▸ Task description
Pull out every line of the listing below where "часть" appears.

▸ Entries shown
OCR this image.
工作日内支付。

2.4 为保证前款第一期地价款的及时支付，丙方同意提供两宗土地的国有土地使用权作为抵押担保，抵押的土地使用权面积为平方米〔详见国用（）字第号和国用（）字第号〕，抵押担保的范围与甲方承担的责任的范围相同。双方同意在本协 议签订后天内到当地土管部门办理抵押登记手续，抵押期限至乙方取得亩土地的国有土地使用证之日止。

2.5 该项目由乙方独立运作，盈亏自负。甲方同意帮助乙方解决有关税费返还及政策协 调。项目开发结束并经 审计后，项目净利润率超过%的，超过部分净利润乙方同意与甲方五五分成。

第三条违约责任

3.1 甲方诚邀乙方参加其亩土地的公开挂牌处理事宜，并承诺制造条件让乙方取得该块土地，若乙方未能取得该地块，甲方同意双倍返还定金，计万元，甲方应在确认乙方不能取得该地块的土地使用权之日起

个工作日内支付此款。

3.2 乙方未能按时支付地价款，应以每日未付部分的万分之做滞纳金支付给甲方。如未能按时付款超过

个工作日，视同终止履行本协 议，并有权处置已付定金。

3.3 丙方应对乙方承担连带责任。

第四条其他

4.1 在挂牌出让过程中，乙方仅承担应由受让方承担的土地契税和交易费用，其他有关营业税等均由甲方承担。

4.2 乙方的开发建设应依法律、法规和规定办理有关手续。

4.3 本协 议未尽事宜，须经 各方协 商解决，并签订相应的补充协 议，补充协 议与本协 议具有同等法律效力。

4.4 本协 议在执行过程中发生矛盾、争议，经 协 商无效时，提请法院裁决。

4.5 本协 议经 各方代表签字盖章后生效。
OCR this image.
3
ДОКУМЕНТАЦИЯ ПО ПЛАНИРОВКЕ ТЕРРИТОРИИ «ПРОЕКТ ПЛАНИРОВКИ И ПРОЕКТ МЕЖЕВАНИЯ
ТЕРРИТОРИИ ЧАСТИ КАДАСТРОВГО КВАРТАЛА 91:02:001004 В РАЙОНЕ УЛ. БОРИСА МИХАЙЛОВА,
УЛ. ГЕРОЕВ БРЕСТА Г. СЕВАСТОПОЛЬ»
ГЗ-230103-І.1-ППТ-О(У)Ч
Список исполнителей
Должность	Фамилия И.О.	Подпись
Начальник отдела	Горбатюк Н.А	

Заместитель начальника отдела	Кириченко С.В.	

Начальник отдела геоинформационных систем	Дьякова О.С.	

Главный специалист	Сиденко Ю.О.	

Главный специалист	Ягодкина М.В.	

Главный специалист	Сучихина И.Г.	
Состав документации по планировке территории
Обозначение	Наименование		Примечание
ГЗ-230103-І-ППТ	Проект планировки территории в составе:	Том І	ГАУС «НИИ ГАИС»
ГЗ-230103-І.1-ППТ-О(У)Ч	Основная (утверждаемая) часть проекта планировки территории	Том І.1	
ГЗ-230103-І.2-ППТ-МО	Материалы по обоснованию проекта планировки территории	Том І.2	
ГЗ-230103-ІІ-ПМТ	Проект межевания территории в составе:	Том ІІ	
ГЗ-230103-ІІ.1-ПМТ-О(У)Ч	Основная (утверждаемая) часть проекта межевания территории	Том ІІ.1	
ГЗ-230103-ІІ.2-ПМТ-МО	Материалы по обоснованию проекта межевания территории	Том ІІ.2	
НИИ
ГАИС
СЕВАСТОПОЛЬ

▸ Complete answer
ГЗ-230103-І.1-ППТ-О(У)Ч	Основная (утверждаемая) часть проекта планировки территории	Том І.1	
ГЗ-230103-ІІ.1-ПМТ-О(У)Ч	Основная (утверждаемая) часть проекта межевания территории	Том ІІ.1	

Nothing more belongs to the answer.